▸ Transcript data for document pages
———

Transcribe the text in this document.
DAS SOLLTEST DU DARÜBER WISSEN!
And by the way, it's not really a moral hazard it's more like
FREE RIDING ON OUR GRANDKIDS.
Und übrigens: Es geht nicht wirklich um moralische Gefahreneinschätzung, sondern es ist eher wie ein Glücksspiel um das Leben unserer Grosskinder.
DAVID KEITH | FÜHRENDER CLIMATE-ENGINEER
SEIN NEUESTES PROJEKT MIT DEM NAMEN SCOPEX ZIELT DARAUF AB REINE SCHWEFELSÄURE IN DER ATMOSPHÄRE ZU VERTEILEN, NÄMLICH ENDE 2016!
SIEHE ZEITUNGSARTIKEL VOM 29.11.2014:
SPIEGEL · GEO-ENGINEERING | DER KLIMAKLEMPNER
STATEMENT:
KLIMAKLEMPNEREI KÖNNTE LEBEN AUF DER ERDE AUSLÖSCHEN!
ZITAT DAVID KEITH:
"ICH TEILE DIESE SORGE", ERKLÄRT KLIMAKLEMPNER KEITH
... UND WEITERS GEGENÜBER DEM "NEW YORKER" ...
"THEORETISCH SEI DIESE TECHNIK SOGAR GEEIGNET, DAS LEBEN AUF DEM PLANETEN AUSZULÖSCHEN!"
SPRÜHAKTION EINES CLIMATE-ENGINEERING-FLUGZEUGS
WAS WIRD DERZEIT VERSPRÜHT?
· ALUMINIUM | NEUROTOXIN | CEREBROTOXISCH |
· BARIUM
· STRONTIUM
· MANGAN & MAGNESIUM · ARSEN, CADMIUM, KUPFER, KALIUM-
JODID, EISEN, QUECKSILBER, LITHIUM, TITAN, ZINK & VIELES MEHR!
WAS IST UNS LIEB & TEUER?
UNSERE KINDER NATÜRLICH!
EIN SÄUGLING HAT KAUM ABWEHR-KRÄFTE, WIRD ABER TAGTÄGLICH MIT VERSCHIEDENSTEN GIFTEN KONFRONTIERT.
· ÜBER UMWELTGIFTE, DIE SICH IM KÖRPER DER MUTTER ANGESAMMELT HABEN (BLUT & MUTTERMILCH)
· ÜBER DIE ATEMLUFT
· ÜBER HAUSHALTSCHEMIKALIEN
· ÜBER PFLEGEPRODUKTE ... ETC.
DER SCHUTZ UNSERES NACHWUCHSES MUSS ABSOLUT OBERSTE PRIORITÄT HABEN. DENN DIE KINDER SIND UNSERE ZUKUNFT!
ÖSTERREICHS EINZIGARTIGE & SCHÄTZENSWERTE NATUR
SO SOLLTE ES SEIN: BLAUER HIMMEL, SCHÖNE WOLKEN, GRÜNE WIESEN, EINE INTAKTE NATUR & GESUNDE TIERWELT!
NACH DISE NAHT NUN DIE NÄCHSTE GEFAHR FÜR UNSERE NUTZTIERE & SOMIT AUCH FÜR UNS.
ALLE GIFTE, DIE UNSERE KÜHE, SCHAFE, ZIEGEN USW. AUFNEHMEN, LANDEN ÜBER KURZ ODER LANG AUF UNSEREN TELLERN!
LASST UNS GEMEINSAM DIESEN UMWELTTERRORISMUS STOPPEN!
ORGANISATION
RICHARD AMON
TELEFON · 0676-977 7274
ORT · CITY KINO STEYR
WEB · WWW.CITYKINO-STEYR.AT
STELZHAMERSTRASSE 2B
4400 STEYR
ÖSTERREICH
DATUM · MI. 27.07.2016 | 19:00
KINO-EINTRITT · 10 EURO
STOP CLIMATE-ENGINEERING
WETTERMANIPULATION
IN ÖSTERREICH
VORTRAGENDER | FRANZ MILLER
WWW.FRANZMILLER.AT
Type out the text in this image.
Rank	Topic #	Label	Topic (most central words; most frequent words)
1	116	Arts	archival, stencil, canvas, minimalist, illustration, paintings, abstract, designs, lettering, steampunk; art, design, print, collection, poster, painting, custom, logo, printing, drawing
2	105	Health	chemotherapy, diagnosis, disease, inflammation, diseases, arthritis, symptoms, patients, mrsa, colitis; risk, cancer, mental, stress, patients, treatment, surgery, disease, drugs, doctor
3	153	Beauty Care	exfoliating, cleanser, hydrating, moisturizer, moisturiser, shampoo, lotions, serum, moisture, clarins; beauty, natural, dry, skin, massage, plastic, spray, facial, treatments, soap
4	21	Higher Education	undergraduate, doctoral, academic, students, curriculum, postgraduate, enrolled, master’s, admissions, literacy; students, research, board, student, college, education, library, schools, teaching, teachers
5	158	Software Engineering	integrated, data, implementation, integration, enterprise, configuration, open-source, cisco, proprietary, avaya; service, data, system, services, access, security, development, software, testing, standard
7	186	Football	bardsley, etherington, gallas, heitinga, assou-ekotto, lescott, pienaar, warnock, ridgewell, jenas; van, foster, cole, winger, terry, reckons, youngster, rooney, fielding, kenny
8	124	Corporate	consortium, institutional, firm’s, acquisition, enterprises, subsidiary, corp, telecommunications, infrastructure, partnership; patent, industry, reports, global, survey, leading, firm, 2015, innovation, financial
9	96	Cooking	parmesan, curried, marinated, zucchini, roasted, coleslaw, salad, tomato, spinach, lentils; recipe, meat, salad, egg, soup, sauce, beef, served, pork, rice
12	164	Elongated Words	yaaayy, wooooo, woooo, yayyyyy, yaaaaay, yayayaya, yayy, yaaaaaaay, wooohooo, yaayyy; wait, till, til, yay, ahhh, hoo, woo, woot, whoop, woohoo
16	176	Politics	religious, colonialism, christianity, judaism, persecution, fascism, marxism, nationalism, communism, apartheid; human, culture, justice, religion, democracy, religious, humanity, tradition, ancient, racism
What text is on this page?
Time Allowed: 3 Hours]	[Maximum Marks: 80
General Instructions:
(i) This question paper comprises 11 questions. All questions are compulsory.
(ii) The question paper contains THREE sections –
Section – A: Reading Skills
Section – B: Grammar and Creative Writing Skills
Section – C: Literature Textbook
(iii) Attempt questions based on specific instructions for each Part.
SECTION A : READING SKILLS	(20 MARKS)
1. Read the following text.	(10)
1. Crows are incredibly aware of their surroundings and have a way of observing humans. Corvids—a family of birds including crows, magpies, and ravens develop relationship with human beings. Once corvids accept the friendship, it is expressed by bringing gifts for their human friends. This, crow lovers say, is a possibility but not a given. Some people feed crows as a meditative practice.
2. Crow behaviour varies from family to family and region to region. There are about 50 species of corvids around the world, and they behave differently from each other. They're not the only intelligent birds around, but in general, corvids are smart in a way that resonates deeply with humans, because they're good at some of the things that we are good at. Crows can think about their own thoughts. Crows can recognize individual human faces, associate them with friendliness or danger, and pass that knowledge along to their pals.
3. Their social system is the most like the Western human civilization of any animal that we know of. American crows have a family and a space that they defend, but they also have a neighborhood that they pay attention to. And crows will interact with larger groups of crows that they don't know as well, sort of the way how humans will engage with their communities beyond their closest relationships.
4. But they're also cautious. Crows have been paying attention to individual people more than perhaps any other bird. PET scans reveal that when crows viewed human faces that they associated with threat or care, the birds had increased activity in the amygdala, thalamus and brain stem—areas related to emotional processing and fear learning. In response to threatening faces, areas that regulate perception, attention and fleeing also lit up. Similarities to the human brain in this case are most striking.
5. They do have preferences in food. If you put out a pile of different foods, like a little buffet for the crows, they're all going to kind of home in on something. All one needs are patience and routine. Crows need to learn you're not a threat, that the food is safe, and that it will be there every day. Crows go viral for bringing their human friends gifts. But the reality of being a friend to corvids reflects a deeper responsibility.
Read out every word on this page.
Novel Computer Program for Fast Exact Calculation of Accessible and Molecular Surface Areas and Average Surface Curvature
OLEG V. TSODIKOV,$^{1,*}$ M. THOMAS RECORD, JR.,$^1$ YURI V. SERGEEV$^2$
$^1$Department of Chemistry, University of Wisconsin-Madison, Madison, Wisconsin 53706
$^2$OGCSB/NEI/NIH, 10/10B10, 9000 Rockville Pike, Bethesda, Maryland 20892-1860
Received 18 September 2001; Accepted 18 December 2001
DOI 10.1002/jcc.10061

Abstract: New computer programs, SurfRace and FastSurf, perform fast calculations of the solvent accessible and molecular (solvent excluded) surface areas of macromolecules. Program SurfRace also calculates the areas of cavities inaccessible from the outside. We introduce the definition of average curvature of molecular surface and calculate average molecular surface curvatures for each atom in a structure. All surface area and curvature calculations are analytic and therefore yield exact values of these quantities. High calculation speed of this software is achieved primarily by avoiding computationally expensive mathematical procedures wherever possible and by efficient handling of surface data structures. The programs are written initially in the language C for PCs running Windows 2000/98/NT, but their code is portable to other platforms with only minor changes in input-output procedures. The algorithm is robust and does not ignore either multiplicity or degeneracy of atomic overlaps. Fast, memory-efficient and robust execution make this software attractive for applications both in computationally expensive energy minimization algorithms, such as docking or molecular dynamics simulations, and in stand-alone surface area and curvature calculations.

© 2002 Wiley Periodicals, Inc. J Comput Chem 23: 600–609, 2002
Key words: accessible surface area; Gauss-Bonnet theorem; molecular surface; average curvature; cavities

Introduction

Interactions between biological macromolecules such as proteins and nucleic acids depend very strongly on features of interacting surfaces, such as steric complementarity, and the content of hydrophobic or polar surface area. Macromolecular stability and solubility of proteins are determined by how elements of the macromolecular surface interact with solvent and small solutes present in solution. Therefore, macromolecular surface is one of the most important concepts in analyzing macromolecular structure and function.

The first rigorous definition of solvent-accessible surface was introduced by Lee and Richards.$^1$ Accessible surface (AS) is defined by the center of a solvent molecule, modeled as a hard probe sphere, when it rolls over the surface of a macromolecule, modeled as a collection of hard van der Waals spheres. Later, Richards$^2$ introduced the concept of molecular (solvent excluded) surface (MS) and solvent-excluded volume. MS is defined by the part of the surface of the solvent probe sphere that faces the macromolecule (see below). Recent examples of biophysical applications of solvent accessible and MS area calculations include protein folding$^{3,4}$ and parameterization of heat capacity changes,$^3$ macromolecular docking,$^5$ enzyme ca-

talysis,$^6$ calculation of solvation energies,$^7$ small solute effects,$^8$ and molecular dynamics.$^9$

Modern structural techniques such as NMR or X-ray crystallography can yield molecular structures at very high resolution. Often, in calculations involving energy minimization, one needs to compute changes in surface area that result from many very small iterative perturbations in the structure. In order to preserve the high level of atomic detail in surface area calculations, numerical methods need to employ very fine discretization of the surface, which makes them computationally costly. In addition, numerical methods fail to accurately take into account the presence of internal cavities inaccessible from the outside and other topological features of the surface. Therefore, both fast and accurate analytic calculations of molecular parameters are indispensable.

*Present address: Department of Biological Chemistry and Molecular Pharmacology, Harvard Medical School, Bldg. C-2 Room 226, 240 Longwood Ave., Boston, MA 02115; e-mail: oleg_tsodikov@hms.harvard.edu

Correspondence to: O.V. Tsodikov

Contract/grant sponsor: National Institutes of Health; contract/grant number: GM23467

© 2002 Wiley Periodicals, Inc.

———

▸ ACTIVITY
The lines you return should be those above that contain the word "gifts", every one of them.

▸ TASK OUTPUT
1. Crows are incredibly aware of their surroundings and have a way of observing humans. Corvids—a family of birds including crows, magpies, and ravens develop relationship with human beings. Once corvids accept the friendship, it is expressed by bringing gifts for their human friends. This, crow lovers say, is a possibility but not a given. Some people feed crows as a meditative practice.
5. They do have preferences in food. If you put out a pile of different foods, like a little buffet for the crows, they're all going to kind of home in on something. All one needs are patience and routine. Crows need to learn you're not a threat, that the food is safe, and that it will be there every day. Crows go viral for bringing their human friends gifts. But the reality of being a friend to corvids reflects a deeper responsibility.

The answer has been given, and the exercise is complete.